## TASK
Write out the records below once more, exactly as they stand.

Stored data:
# # # # #

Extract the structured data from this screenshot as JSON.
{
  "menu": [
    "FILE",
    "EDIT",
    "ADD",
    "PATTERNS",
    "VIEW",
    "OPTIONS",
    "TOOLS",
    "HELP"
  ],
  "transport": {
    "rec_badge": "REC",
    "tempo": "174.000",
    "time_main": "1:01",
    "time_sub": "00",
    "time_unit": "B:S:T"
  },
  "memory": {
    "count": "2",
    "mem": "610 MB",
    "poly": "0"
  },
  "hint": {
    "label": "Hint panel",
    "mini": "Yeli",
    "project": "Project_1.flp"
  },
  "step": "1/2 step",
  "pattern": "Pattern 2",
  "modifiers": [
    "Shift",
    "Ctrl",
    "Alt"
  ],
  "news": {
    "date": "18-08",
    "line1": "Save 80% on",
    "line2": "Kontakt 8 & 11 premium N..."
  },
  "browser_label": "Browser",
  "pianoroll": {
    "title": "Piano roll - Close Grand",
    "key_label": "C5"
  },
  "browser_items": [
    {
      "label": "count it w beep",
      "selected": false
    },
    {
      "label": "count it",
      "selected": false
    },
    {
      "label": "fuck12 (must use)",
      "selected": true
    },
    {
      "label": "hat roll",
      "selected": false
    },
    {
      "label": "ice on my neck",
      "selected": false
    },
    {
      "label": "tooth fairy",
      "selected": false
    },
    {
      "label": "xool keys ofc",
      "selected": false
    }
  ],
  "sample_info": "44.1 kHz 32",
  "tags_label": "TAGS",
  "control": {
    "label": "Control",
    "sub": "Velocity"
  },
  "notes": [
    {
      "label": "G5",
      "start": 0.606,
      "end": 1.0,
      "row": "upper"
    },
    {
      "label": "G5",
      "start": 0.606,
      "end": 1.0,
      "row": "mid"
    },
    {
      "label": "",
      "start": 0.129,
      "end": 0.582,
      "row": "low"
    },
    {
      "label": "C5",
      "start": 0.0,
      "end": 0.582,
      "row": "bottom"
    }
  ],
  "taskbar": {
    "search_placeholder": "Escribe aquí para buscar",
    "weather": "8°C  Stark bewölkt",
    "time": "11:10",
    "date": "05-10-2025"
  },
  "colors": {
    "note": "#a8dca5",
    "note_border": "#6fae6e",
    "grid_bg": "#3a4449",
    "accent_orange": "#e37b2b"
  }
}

# # # # #

## OUTPUT FOR THIS TASK
Extract the structured data from this screenshot as JSON.
{
  "menu": [
    "FILE",
    "EDIT",
    "ADD",
    "PATTERNS",
    "VIEW",
    "OPTIONS",
    "TOOLS",
    "HELP"
  ],
  "transport": {
    "rec_badge": "REC",
    "tempo": "174.000",
    "time_main": "1:01",
    "time_sub": "00",
    "time_unit": "B:S:T"
  },
  "memory": {
    "count": "2",
    "mem": "610 MB",
    "poly": "0"
  },
  "hint": {
    "label": "Hint panel",
    "mini": "Yeli",
    "project": "Project_1.flp"
  },
  "step": "1/2 step",
  "pattern": "Pattern 2",
  "modifiers": [
    "Shift",
    "Ctrl",
    "Alt"
  ],
  "news": {
    "date": "18-08",
    "line1": "Save 80% on",
    "line2": "Kontakt 8 & 11 premium N..."
  },
  "browser_label": "Browser",
  "pianoroll": {
    "title": "Piano roll - Close Grand",
    "key_label": "C5"
  },
  "browser_items": [
    {
      "label": "count it w beep",
      "selected": false
    },
    {
      "label": "count it",
      "selected": false
    },
    {
      "label": "fuck12 (must use)",
      "selected": true
    },
    {
      "label": "hat roll",
      "selected": false
    },
    {
      "label": "ice on my neck",
      "selected": false
    },
    {
      "label": "tooth fairy",
      "selected": false
    },
    {
      "label": "xool keys ofc",
      "selected": false
    }
  ],
  "sample_info": "44.1 kHz 32",
  "tags_label": "TAGS",
  "control": {
    "label": "Control",
    "sub": "Velocity"
  },
  "notes": [
    {
      "label": "G5",
      "start": 0.606,
      "end": 1.0,
      "row": "upper"
    },
    {
      "label": "G5",
      "start": 0.606,
      "end": 1.0,
      "row": "mid"
    },
    {
      "label": "",
      "start": 0.129,
      "end": 0.582,
      "row": "low"
    },
    {
      "label": "C5",
      "start": 0.0,
      "end": 0.582,
      "row": "bottom"
    }
  ],
  "taskbar": {
    "search_placeholder": "Escribe aquí para buscar",
    "weather": "8°C  Stark bewölkt",
    "time": "11:10",
    "date": "05-10-2025"
  },
  "colors": {
    "note": "#a8dca5",
    "note_border": "#6fae6e",
    "grid_bg": "#3a4449",
    "accent_orange": "#e37b2b"
  }
}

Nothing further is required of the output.